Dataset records
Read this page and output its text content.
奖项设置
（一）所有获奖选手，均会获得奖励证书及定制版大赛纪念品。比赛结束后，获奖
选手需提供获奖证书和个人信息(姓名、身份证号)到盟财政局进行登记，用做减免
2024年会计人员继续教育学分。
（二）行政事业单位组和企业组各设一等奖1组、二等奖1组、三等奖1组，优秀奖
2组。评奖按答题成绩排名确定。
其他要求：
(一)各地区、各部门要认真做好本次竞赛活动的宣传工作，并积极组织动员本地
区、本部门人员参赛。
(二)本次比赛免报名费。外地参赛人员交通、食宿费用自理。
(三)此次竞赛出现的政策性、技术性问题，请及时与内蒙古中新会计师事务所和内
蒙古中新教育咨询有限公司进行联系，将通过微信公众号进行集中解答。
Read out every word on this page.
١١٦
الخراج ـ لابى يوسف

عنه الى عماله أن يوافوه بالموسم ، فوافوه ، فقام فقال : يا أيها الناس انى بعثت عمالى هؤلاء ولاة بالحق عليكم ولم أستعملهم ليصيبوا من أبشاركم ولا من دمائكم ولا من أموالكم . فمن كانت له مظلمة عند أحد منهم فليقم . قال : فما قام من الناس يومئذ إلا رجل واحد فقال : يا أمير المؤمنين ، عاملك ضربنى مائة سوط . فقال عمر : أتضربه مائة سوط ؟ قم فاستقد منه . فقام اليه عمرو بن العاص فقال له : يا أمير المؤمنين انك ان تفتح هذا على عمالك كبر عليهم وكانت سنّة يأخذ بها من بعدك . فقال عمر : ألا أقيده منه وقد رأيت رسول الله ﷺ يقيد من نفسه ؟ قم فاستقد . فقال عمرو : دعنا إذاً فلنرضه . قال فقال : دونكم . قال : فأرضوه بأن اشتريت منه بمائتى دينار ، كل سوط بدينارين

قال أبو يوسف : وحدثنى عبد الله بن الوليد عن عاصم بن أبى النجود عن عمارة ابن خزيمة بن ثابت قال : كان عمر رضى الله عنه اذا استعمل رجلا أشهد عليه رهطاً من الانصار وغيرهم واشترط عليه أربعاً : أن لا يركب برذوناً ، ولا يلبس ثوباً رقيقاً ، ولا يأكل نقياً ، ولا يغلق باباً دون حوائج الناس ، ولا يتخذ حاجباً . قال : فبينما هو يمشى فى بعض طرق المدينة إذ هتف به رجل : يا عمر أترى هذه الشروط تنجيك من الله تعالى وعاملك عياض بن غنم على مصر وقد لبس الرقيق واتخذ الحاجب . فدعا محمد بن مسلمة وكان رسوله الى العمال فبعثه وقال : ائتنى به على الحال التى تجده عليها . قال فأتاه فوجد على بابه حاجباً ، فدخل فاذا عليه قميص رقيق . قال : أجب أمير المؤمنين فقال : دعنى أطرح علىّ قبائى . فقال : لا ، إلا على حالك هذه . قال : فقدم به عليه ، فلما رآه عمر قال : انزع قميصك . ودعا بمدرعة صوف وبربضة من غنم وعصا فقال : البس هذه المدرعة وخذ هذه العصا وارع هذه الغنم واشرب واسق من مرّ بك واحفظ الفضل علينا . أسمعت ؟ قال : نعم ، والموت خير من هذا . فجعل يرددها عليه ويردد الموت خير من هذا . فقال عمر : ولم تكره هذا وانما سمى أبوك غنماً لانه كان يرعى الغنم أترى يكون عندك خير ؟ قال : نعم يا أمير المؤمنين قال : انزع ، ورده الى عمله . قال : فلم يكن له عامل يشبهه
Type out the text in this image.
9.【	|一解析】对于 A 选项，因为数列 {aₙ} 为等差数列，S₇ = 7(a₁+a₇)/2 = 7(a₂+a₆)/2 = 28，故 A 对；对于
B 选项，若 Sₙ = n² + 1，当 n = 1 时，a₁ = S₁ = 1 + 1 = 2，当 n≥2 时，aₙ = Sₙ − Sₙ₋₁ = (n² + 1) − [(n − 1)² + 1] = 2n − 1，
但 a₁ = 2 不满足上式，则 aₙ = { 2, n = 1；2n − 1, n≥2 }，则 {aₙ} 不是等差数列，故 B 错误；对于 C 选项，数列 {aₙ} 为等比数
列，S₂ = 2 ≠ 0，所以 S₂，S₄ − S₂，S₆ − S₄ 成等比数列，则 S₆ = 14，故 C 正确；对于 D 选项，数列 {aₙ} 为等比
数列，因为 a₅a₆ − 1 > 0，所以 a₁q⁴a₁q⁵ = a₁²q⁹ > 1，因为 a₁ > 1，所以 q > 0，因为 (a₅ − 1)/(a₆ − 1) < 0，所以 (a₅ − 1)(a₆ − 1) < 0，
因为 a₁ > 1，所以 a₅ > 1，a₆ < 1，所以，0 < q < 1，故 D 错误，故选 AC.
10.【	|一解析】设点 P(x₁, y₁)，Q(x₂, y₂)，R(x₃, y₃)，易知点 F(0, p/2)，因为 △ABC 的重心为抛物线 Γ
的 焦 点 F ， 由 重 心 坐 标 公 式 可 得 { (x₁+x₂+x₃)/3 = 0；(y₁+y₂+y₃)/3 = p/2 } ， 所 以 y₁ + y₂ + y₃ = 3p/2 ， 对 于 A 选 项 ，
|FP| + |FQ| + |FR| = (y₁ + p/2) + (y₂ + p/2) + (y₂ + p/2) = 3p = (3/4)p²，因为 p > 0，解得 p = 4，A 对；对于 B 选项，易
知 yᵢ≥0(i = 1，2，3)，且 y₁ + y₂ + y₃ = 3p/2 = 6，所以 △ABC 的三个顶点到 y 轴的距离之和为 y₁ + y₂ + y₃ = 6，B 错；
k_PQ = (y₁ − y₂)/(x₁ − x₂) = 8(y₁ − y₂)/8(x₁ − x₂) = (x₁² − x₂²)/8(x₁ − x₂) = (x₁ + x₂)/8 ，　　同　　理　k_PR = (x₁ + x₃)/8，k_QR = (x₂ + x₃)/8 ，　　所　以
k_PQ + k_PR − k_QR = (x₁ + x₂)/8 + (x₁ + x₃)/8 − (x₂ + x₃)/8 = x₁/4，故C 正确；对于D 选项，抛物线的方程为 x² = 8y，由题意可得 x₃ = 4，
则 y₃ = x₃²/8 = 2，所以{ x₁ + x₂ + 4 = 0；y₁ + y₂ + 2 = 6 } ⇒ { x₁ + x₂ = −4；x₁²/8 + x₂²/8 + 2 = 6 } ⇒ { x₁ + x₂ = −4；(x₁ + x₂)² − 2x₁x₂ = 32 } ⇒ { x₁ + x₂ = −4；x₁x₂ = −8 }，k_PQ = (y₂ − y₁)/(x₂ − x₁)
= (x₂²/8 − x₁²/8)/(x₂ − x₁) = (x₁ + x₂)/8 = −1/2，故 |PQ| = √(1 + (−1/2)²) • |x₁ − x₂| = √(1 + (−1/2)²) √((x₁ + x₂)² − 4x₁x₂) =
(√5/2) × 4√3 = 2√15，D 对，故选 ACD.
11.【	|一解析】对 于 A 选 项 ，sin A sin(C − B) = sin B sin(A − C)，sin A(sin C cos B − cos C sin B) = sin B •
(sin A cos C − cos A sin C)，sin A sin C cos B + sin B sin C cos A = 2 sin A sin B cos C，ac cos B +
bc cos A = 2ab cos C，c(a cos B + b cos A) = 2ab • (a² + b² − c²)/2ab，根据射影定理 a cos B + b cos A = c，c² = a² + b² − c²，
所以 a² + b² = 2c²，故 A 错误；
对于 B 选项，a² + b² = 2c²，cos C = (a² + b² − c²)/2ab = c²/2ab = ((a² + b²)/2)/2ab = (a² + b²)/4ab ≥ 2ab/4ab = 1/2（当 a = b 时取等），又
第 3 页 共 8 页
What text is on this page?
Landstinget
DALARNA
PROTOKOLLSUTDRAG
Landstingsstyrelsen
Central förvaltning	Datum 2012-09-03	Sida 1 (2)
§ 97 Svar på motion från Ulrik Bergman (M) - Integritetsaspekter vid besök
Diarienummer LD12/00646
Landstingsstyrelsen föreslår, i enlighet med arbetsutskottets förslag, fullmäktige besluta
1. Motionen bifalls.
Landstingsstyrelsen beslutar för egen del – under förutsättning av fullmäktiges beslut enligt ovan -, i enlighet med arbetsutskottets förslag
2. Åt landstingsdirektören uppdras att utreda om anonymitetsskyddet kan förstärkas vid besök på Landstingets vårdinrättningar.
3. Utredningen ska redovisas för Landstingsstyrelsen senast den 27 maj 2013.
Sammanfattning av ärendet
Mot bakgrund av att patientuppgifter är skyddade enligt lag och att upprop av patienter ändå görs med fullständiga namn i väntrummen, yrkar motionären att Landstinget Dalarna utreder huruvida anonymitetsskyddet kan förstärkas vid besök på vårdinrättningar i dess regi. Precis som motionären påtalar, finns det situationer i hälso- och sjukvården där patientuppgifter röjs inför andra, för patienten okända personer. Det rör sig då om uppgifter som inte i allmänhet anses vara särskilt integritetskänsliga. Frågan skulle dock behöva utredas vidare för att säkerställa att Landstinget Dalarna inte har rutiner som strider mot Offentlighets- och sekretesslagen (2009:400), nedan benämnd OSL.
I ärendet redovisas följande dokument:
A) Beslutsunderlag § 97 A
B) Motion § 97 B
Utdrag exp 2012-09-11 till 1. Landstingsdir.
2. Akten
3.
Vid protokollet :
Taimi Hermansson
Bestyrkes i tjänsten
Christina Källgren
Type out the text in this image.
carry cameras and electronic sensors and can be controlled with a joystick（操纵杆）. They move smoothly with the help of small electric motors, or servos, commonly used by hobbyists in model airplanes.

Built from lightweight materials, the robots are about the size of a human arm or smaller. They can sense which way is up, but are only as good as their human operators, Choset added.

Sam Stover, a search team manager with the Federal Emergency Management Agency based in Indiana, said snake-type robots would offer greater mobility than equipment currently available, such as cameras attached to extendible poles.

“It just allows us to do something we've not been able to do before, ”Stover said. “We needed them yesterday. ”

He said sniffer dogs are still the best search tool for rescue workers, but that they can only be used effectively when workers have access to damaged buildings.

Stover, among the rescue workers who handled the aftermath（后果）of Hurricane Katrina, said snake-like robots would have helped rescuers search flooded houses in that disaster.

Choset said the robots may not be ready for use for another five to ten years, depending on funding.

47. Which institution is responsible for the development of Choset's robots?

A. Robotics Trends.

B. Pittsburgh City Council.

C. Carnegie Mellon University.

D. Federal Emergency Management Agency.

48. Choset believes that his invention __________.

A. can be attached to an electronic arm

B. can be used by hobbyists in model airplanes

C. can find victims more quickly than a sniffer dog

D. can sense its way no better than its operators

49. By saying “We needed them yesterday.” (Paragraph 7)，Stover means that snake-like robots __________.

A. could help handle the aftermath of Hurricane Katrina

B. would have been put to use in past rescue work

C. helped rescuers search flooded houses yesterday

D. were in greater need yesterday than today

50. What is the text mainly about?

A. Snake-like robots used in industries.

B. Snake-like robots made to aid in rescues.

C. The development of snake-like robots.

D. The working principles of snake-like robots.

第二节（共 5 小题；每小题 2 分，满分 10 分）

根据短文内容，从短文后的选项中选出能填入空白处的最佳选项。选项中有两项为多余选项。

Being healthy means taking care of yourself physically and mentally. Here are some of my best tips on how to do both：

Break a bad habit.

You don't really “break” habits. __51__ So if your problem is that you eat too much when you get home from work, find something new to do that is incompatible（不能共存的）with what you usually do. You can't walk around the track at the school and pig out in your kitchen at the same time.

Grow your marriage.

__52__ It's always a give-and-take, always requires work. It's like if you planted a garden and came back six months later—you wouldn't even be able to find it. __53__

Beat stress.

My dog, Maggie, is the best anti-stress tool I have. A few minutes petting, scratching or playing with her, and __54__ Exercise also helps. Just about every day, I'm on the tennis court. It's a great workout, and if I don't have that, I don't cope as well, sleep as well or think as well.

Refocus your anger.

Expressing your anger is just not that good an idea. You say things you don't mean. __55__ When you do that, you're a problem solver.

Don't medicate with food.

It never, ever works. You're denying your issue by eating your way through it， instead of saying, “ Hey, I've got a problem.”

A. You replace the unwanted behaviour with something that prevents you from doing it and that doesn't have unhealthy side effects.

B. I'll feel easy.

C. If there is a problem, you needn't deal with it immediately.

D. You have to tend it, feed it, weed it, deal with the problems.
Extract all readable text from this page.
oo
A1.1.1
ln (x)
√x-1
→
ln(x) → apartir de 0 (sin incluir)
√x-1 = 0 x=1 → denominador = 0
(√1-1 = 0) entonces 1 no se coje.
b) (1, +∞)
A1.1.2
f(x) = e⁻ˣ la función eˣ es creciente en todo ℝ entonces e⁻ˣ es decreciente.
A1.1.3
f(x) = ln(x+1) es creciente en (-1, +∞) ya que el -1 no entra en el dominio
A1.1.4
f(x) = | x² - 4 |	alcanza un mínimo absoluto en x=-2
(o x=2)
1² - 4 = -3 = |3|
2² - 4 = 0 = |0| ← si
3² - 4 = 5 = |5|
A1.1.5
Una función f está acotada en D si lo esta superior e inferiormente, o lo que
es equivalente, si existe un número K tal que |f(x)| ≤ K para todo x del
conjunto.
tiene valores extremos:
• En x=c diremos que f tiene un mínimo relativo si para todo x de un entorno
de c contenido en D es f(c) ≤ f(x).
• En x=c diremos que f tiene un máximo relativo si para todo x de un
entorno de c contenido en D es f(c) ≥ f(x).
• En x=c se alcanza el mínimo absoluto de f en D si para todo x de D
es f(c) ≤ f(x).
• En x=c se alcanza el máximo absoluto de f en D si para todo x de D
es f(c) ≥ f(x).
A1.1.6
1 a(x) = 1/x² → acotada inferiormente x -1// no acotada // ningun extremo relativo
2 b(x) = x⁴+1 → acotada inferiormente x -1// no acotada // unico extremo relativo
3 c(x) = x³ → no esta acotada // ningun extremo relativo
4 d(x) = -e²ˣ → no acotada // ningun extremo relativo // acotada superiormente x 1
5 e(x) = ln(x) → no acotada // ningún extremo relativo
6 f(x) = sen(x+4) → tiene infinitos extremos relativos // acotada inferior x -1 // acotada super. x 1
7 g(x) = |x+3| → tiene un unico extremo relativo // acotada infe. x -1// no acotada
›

DESCRIPTION OF THE TASK: Report all lines of the data above that include the string "Stover".

REPLY TO THE TASK:
Sam Stover, a search team manager with the Federal Emergency Management Agency based in Indiana, said snake-type robots would offer greater mobility than equipment currently available, such as cameras attached to extendible poles.
“It just allows us to do something we've not been able to do before, ”Stover said. “We needed them yesterday. ”
Stover, among the rescue workers who handled the aftermath（后果）of Hurricane Katrina, said snake-like robots would have helped rescuers search flooded houses in that disaster.
49. By saying “We needed them yesterday.” (Paragraph 7)，Stover means that snake-like robots __________.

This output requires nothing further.